▸ RECORDS FOR THIS EXERCISE:

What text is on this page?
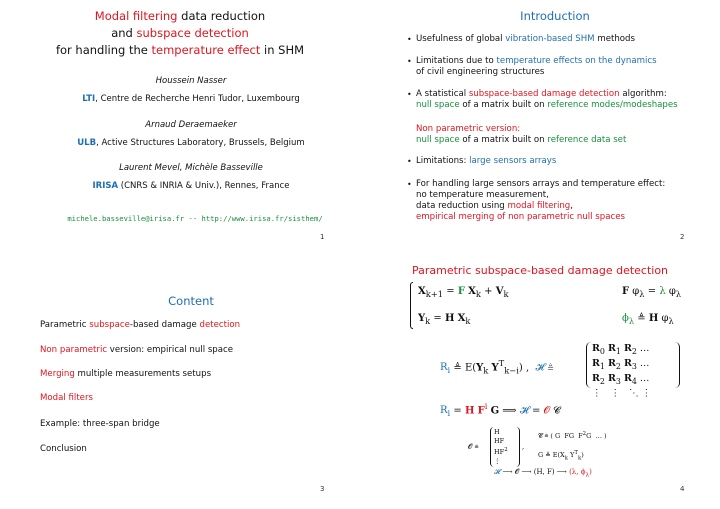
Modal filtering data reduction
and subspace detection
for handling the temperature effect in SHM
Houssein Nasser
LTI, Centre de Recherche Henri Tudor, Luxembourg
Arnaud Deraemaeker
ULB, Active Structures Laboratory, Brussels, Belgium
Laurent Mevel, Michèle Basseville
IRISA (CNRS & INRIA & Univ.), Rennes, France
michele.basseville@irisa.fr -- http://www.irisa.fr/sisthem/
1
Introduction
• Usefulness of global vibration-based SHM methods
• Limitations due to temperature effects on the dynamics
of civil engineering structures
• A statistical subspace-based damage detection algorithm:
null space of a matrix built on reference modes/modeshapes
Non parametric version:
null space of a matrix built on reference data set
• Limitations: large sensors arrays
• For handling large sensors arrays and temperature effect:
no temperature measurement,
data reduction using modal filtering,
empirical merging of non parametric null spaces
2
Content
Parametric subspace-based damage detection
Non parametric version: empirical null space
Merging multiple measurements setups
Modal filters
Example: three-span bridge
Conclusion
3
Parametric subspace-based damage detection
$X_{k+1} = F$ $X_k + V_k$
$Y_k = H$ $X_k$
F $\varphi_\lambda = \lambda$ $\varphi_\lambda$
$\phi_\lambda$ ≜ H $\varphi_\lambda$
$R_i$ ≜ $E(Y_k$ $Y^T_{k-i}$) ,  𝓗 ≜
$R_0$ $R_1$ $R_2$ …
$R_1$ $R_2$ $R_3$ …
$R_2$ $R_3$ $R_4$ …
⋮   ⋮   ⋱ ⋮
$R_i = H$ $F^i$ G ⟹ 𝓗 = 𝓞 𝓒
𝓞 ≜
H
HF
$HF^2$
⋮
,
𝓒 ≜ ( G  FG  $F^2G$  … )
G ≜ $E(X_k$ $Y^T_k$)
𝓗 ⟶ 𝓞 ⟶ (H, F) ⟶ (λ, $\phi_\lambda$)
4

▸ GIVEN TASK:
Gather each line of the listing containing the word "matrix" and show it.

▸ REPLY TO THE TASK:
null space of a matrix built on reference modes/modeshapes
null space of a matrix built on reference data set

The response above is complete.